**TASK GOAL**
Every line of the records must be repeated exactly; pictures stay out.
####################
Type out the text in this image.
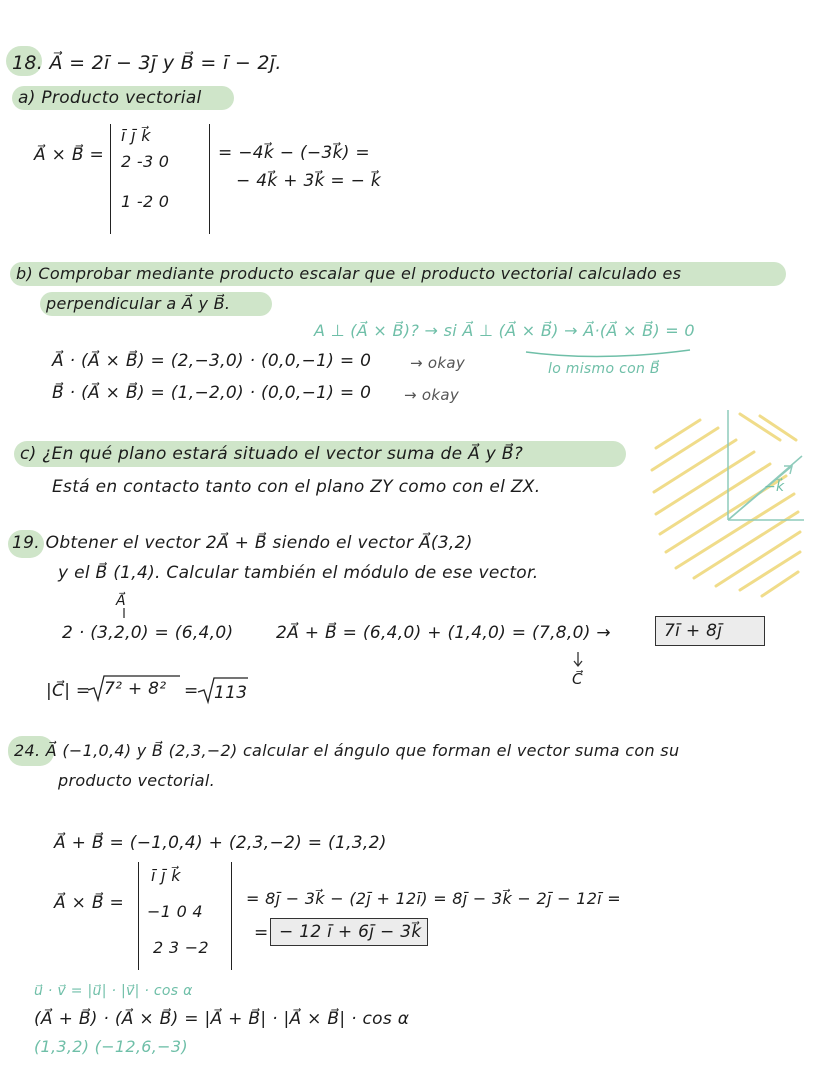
18. A⃗ = 2ī − 3ȷ̄ y B⃗ = ī − 2ȷ̄.
a) Producto vectorial
A⃗ × B⃗ =
ī ȷ̄ k⃗
2 -3 0
1 -2 0
= −4k⃗ − (−3k⃗) =
− 4k⃗ + 3k⃗ = − k⃗
b) Comprobar mediante producto escalar que el producto vectorial calculado es
perpendicular a A⃗ y B⃗.
A ⊥ (A⃗ × B⃗)? → si A⃗ ⊥ (A⃗ × B⃗) → A⃗·(A⃗ × B⃗) = 0
lo mismo con B⃗
A⃗ · (A⃗ × B⃗) = (2,−3,0) · (0,0,−1) = 0	→ okay
B⃗ · (A⃗ × B⃗) = (1,−2,0) · (0,0,−1) = 0 → okay
c) ¿En qué plano estará situado el vector suma de A⃗ y B⃗?
Está en contacto tanto con el plano ZY como con el ZX.
19. Obtener el vector 2A⃗ + B⃗ siendo el vector A⃗(3,2)
y el B⃗ (1,4). Calcular también el módulo de ese vector.
A⃗
2 · (3,2,0) = (6,4,0)	2A⃗ + B⃗ = (6,4,0) + (1,4,0) = (7,8,0) →
C⃗
7ī + 8ȷ̄
|C⃗| = 7² + 8² = 113
24. A⃗ (−1,0,4) y B⃗ (2,3,−2) calcular el ángulo que forman el vector suma con su
producto vectorial.
A⃗ + B⃗ = (−1,0,4) + (2,3,−2) = (1,3,2)
A⃗ × B⃗ =
ī ȷ̄ k⃗
−1 0 4
2 3 −2
= 8ȷ̄ − 3k⃗ − (2ȷ̄ + 12ī) = 8ȷ̄ − 3k⃗ − 2ȷ̄ − 12ī =
= − 12 ī + 6ȷ̄ − 3k⃗
u⃗ · v⃗ = |u⃗| · |v⃗| · cos α
(A⃗ + B⃗) · (A⃗ × B⃗) = |A⃗ + B⃗| · |A⃗ × B⃗| · cos α
(1,3,2) (−12,6,−3)
−k⃗
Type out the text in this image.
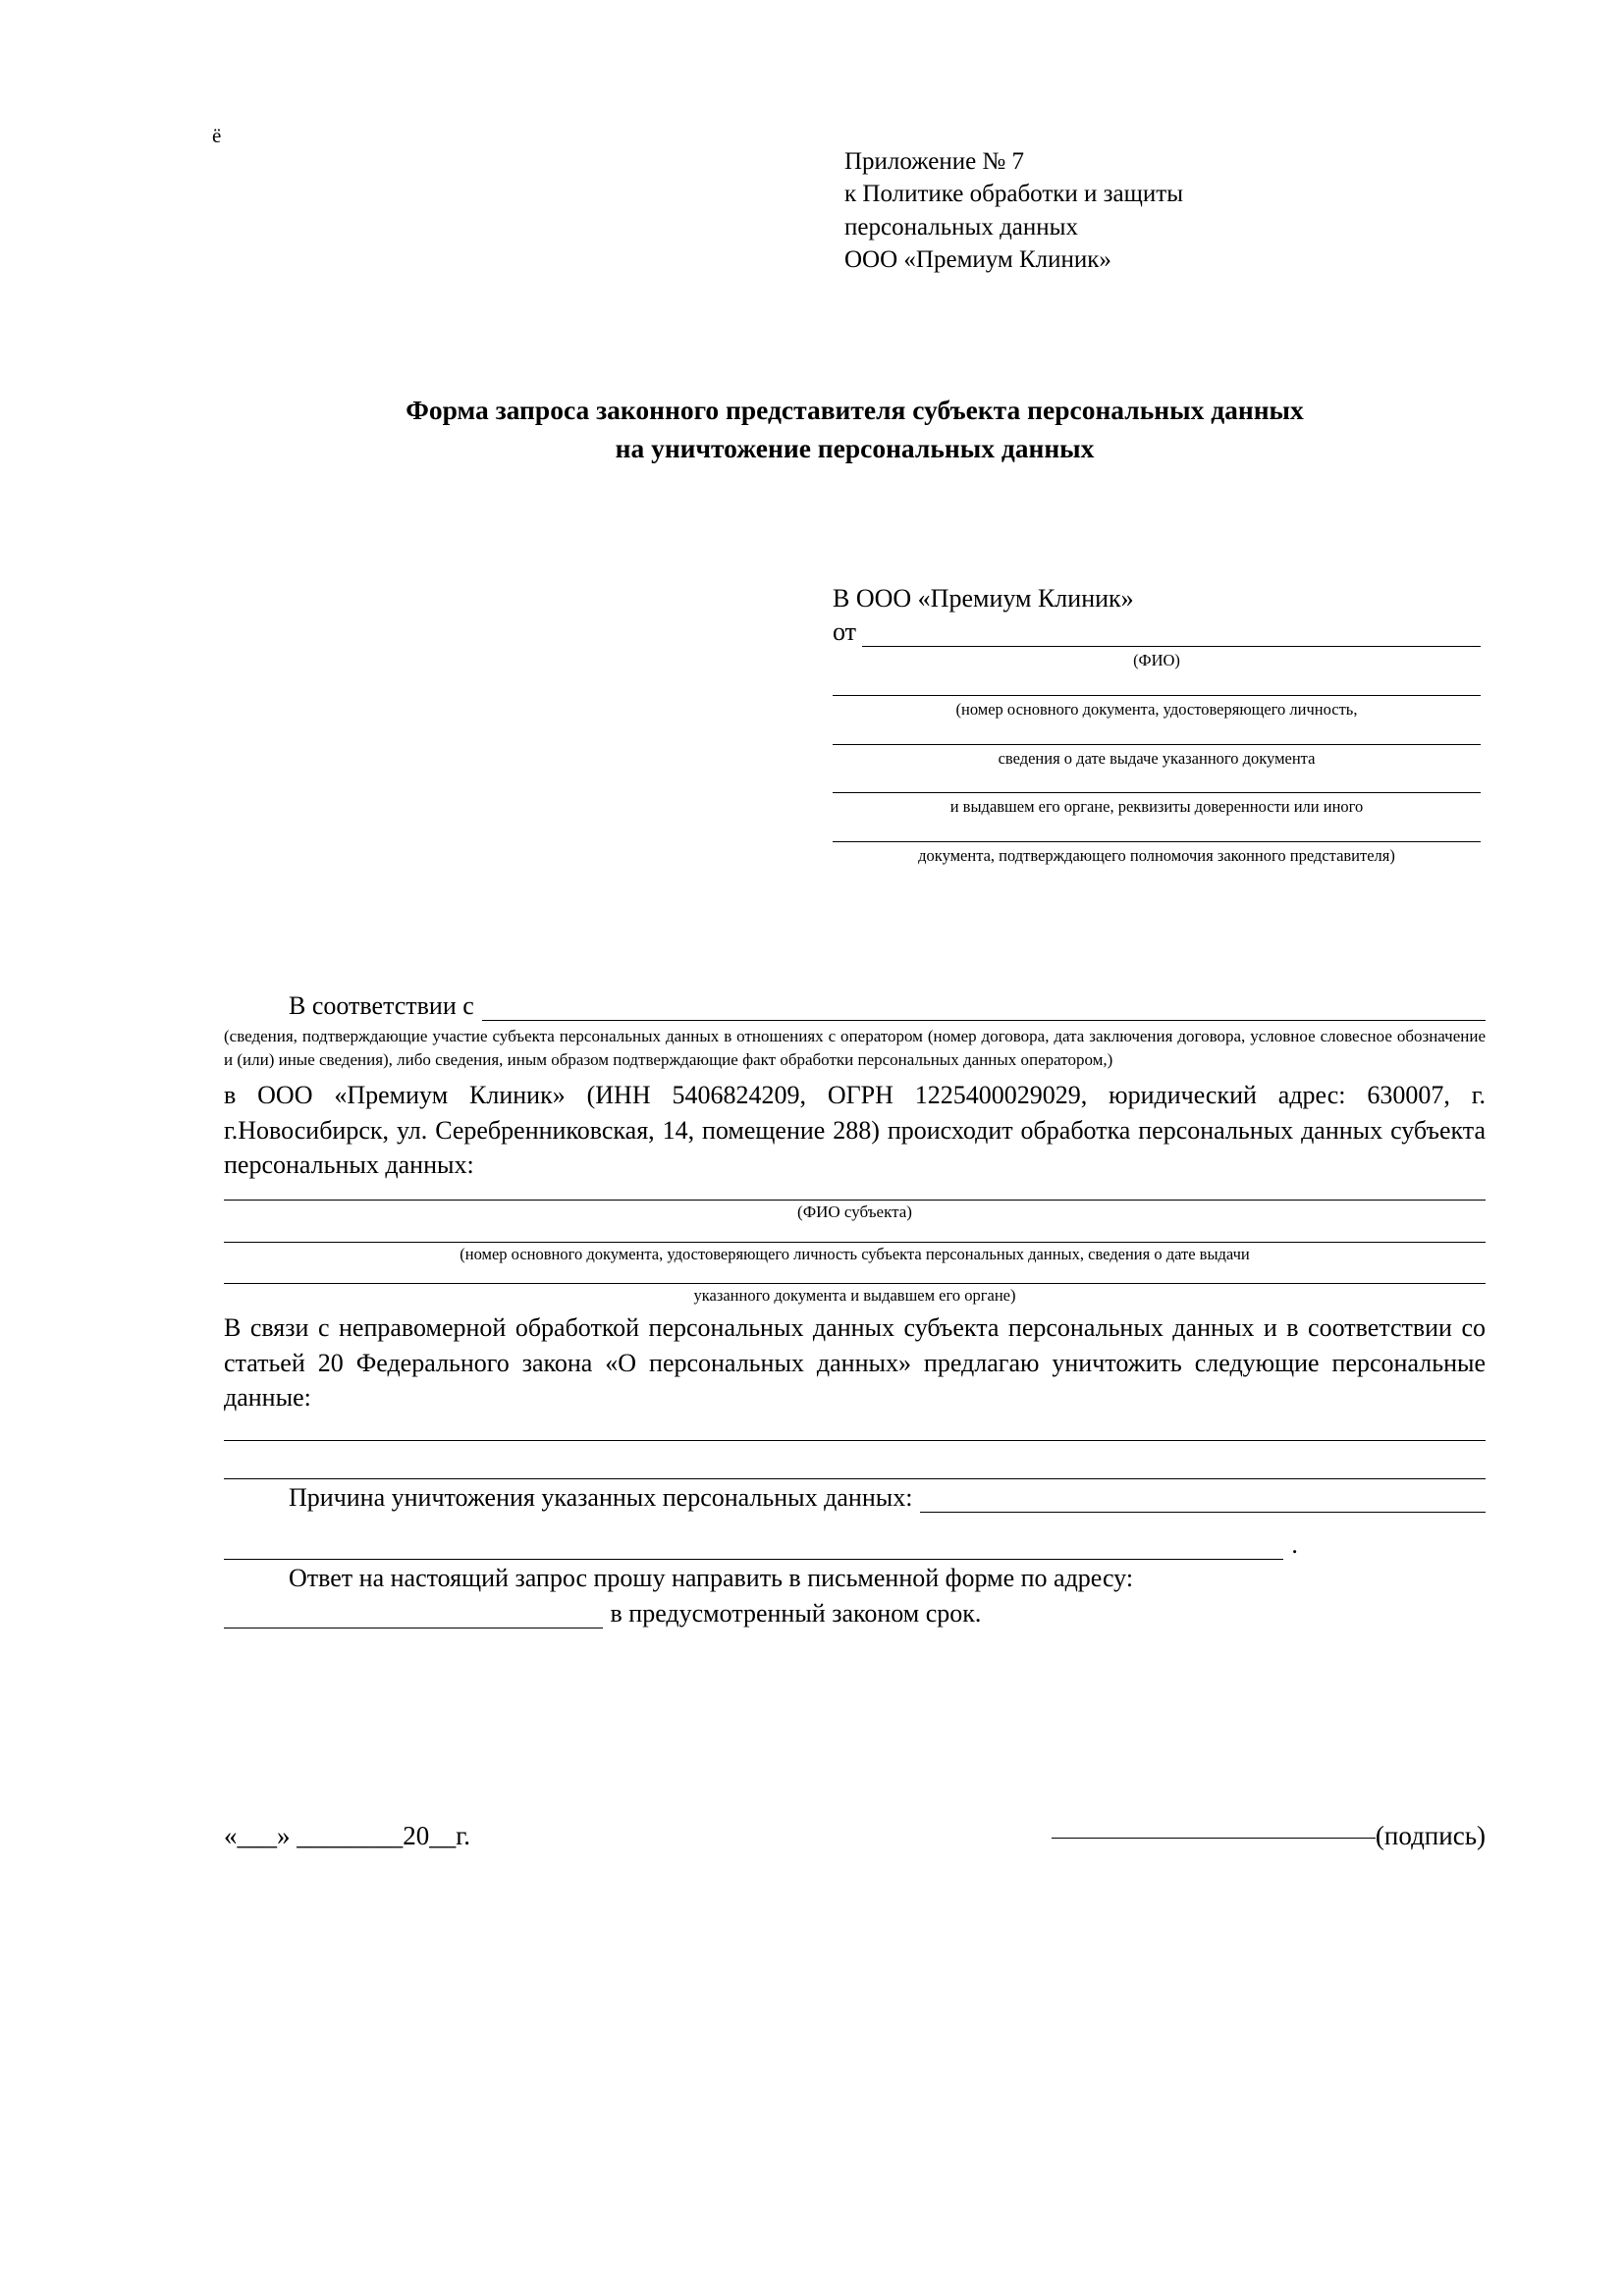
ё
Приложение № 7
к Политике обработки и защиты
персональных данных
ООО «Премиум Клиник»
Форма запроса законного представителя субъекта персональных данных
на уничтожение персональных данных
В ООО «Премиум Клиник»
от
(ФИО)
(номер основного документа, удостоверяющего личность,
сведения о дате выдаче указанного документа
и выдавшем его органе, реквизиты доверенности или иного
документа, подтверждающего полномочия законного представителя)
В соответствии с
(сведения, подтверждающие участие субъекта персональных данных в отношениях с оператором (номер договора, дата заключения договора, условное словесное обозначение и (или) иные сведения), либо сведения, иным образом подтверждающие факт обработки персональных данных оператором,)
в ООО «Премиум Клиник» (ИНН 5406824209, ОГРН 1225400029029, юридический адрес: 630007, г. г.Новосибирск, ул. Серебренниковская, 14, помещение 288) происходит обработка персональных данных субъекта персональных данных:
(ФИО субъекта)
(номер основного документа, удостоверяющего личность субъекта персональных данных, сведения о дате выдачи
указанного документа и выдавшем его органе)
В связи с неправомерной обработкой персональных данных субъекта персональных данных и в соответствии со статьей 20 Федерального закона «О персональных данных» предлагаю уничтожить следующие персональные данные:
Причина уничтожения указанных персональных данных:
.
Ответ на настоящий запрос прошу направить в письменной форме по адресу:
в предусмотренный законом срок.
«___» ________20__г.	(подпись)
####################
**CORRECT RESPONSE**
Type out the text in this image.
18. A⃗ = 2ī − 3ȷ̄ y B⃗ = ī − 2ȷ̄.
a) Producto vectorial
A⃗ × B⃗ =
ī ȷ̄ k⃗
2 -3 0
1 -2 0
= −4k⃗ − (−3k⃗) =
− 4k⃗ + 3k⃗ = − k⃗
b) Comprobar mediante producto escalar que el producto vectorial calculado es
perpendicular a A⃗ y B⃗.
A ⊥ (A⃗ × B⃗)? → si A⃗ ⊥ (A⃗ × B⃗) → A⃗·(A⃗ × B⃗) = 0
lo mismo con B⃗
A⃗ · (A⃗ × B⃗) = (2,−3,0) · (0,0,−1) = 0	→ okay
B⃗ · (A⃗ × B⃗) = (1,−2,0) · (0,0,−1) = 0 → okay
c) ¿En qué plano estará situado el vector suma de A⃗ y B⃗?
Está en contacto tanto con el plano ZY como con el ZX.
19. Obtener el vector 2A⃗ + B⃗ siendo el vector A⃗(3,2)
y el B⃗ (1,4). Calcular también el módulo de ese vector.
A⃗
2 · (3,2,0) = (6,4,0)	2A⃗ + B⃗ = (6,4,0) + (1,4,0) = (7,8,0) →
C⃗
7ī + 8ȷ̄
|C⃗| = 7² + 8² = 113
24. A⃗ (−1,0,4) y B⃗ (2,3,−2) calcular el ángulo que forman el vector suma con su
producto vectorial.
A⃗ + B⃗ = (−1,0,4) + (2,3,−2) = (1,3,2)
A⃗ × B⃗ =
ī ȷ̄ k⃗
−1 0 4
2 3 −2
= 8ȷ̄ − 3k⃗ − (2ȷ̄ + 12ī) = 8ȷ̄ − 3k⃗ − 2ȷ̄ − 12ī =
= − 12 ī + 6ȷ̄ − 3k⃗
u⃗ · v⃗ = |u⃗| · |v⃗| · cos α
(A⃗ + B⃗) · (A⃗ × B⃗) = |A⃗ + B⃗| · |A⃗ × B⃗| · cos α
(1,3,2) (−12,6,−3)
−k⃗
Type out the text in this image.
ё
Приложение № 7
к Политике обработки и защиты
персональных данных
ООО «Премиум Клиник»
Форма запроса законного представителя субъекта персональных данных
на уничтожение персональных данных
В ООО «Премиум Клиник»
от
(ФИО)
(номер основного документа, удостоверяющего личность,
сведения о дате выдаче указанного документа
и выдавшем его органе, реквизиты доверенности или иного
документа, подтверждающего полномочия законного представителя)
В соответствии с
(сведения, подтверждающие участие субъекта персональных данных в отношениях с оператором (номер договора, дата заключения договора, условное словесное обозначение и (или) иные сведения), либо сведения, иным образом подтверждающие факт обработки персональных данных оператором,)
в ООО «Премиум Клиник» (ИНН 5406824209, ОГРН 1225400029029, юридический адрес: 630007, г. г.Новосибирск, ул. Серебренниковская, 14, помещение 288) происходит обработка персональных данных субъекта персональных данных:
(ФИО субъекта)
(номер основного документа, удостоверяющего личность субъекта персональных данных, сведения о дате выдачи
указанного документа и выдавшем его органе)
В связи с неправомерной обработкой персональных данных субъекта персональных данных и в соответствии со статьей 20 Федерального закона «О персональных данных» предлагаю уничтожить следующие персональные данные:
Причина уничтожения указанных персональных данных:
.
Ответ на настоящий запрос прошу направить в письменной форме по адресу:
в предусмотренный законом срок.
«___» ________20__г.	(подпись)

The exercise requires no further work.